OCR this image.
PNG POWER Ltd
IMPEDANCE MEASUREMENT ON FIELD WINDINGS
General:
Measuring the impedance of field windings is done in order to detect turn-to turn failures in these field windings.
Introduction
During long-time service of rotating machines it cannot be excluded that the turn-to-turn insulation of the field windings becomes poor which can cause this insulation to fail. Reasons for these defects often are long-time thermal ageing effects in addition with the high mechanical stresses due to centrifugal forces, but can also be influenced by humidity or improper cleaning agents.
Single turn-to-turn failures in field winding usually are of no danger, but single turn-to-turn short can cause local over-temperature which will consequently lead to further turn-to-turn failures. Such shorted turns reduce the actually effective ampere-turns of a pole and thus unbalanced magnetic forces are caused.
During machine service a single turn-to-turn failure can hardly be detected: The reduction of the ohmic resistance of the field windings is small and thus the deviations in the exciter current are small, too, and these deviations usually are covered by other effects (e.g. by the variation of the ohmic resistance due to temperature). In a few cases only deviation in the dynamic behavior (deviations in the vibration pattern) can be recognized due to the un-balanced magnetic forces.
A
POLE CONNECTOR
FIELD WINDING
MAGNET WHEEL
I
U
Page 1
******
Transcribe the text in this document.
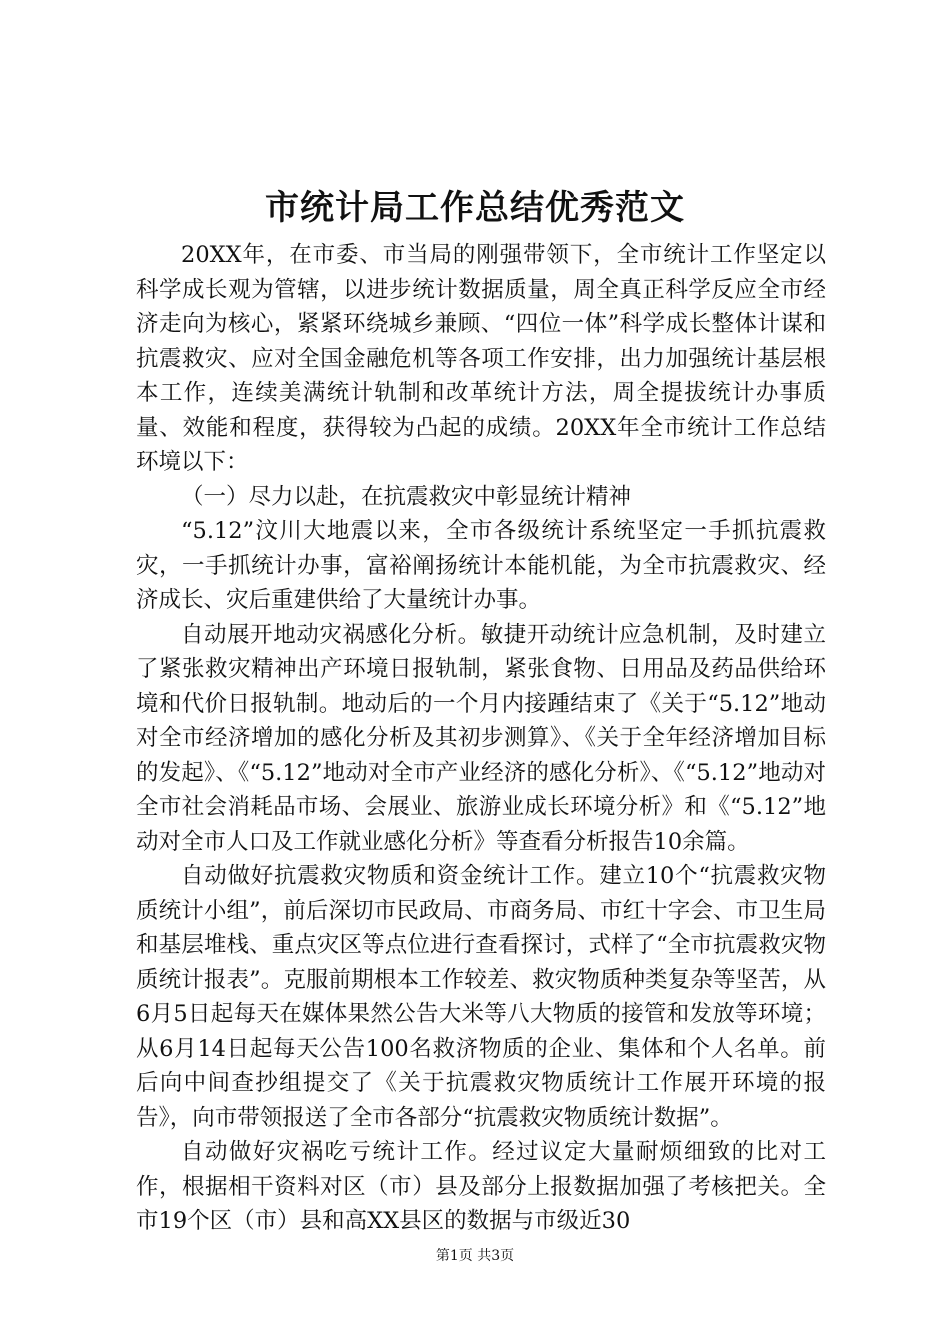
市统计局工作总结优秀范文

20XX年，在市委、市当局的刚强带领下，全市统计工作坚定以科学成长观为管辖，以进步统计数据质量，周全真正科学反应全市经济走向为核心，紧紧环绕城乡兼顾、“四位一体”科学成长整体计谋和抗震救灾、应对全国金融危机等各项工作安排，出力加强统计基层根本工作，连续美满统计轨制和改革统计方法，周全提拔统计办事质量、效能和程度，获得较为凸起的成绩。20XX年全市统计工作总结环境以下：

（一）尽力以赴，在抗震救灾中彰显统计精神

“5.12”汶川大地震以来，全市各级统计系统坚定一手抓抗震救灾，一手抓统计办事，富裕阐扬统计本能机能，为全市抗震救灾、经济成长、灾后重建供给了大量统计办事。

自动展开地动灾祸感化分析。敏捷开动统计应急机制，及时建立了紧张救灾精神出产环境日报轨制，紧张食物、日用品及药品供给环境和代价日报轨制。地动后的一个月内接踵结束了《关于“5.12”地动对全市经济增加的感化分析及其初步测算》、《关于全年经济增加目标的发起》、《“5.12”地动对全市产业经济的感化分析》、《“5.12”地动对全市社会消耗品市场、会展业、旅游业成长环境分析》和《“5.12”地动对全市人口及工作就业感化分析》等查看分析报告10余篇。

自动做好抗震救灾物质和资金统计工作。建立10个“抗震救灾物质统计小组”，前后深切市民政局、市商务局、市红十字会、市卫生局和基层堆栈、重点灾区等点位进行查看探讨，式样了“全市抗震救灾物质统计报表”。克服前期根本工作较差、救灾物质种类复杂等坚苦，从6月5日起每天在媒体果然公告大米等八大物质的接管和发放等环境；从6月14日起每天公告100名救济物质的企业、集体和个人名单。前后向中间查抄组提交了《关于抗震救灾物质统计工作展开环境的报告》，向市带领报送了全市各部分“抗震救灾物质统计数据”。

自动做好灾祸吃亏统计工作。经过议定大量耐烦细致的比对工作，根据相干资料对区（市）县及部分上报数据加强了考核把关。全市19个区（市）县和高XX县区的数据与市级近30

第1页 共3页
******
Count every line of the records that holds "magnetic". State the number, nothing else.

Exercise output
2